» **What to work on**
Set down the data below without change, skipping the pictures it holds.

+ + +

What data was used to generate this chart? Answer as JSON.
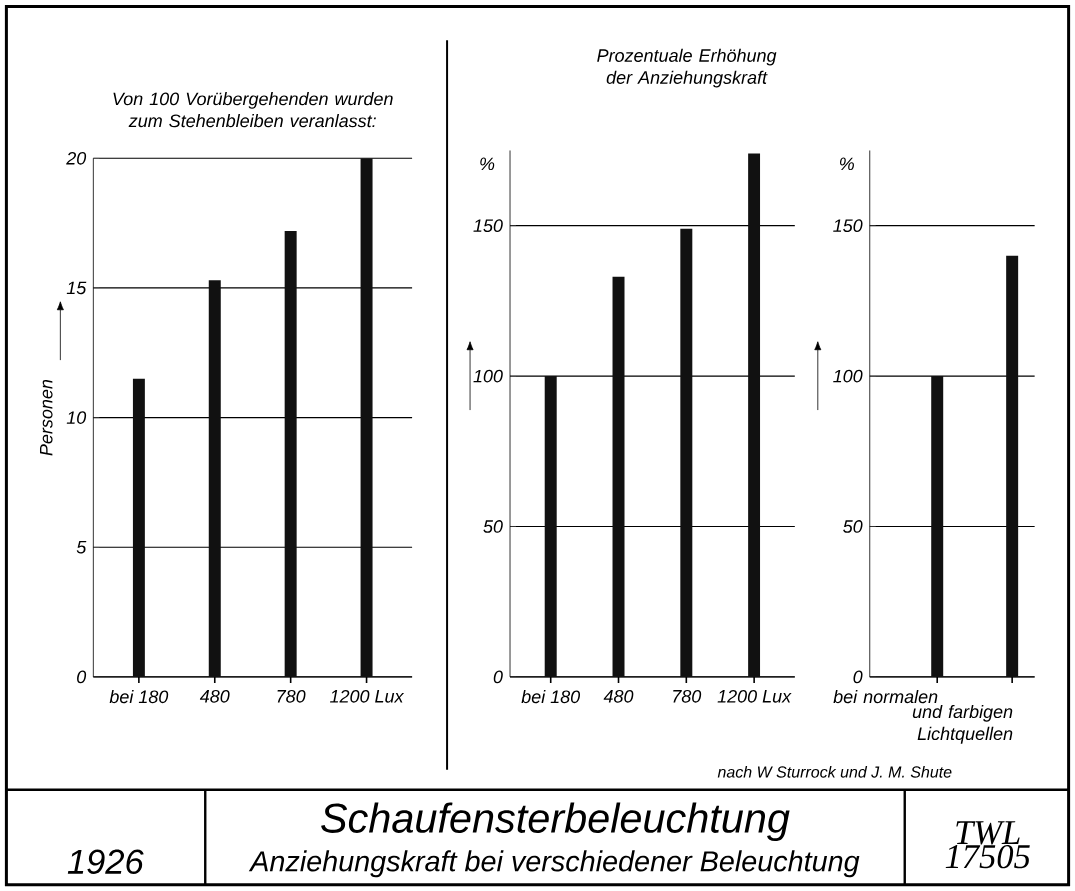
{
  "chart_data": [
    {
      "type": "bar",
      "title": "Von 100 Vorübergehenden wurden zum Stehenbleiben veranlasst:",
      "ylabel": "Personen",
      "categories": [
        "bei 180",
        "480",
        "780",
        "1200 Lux"
      ],
      "values": [
        11.5,
        15.3,
        17.2,
        20
      ],
      "color": "#111111",
      "ylim": [
        0,
        20
      ],
      "yticks": [
        0,
        5,
        10,
        15,
        20
      ],
      "grid": "y",
      "annotations": [
        "1926",
        "Schaufensterbeleuchtung",
        "Anziehungskraft bei verschiedener Beleuchtung",
        "TWL 17505"
      ]
    },
    {
      "type": "bar",
      "title": "Prozentuale Erhöhung der Anziehungskraft",
      "ylabel": "%",
      "categories": [
        "bei 180",
        "480",
        "780",
        "1200 Lux"
      ],
      "values": [
        100,
        133,
        149,
        174
      ],
      "color": "#111111",
      "ylim": [
        0,
        175
      ],
      "yticks": [
        0,
        50,
        100,
        150
      ],
      "grid": "y"
    },
    {
      "type": "bar",
      "ylabel": "%",
      "categories": [
        "bei normalen",
        "und farbigen Lichtquellen"
      ],
      "values": [
        100,
        140
      ],
      "color": "#111111",
      "ylim": [
        0,
        175
      ],
      "yticks": [
        0,
        50,
        100,
        150
      ],
      "grid": "y",
      "annotations": [
        "nach W Sturrock und J. M. Shute"
      ]
    }
  ]
}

+ + +

» **Response**
What data was used to generate this chart? Answer as JSON.
{
  "chart_data": [
    {
      "type": "bar",
      "title": "Von 100 Vorübergehenden wurden zum Stehenbleiben veranlasst:",
      "ylabel": "Personen",
      "categories": [
        "bei 180",
        "480",
        "780",
        "1200 Lux"
      ],
      "values": [
        11.5,
        15.3,
        17.2,
        20
      ],
      "color": "#111111",
      "ylim": [
        0,
        20
      ],
      "yticks": [
        0,
        5,
        10,
        15,
        20
      ],
      "grid": "y",
      "annotations": [
        "1926",
        "Schaufensterbeleuchtung",
        "Anziehungskraft bei verschiedener Beleuchtung",
        "TWL 17505"
      ]
    },
    {
      "type": "bar",
      "title": "Prozentuale Erhöhung der Anziehungskraft",
      "ylabel": "%",
      "categories": [
        "bei 180",
        "480",
        "780",
        "1200 Lux"
      ],
      "values": [
        100,
        133,
        149,
        174
      ],
      "color": "#111111",
      "ylim": [
        0,
        175
      ],
      "yticks": [
        0,
        50,
        100,
        150
      ],
      "grid": "y"
    },
    {
      "type": "bar",
      "ylabel": "%",
      "categories": [
        "bei normalen",
        "und farbigen Lichtquellen"
      ],
      "values": [
        100,
        140
      ],
      "color": "#111111",
      "ylim": [
        0,
        175
      ],
      "yticks": [
        0,
        50,
        100,
        150
      ],
      "grid": "y",
      "annotations": [
        "nach W Sturrock und J. M. Shute"
      ]
    }
  ]
}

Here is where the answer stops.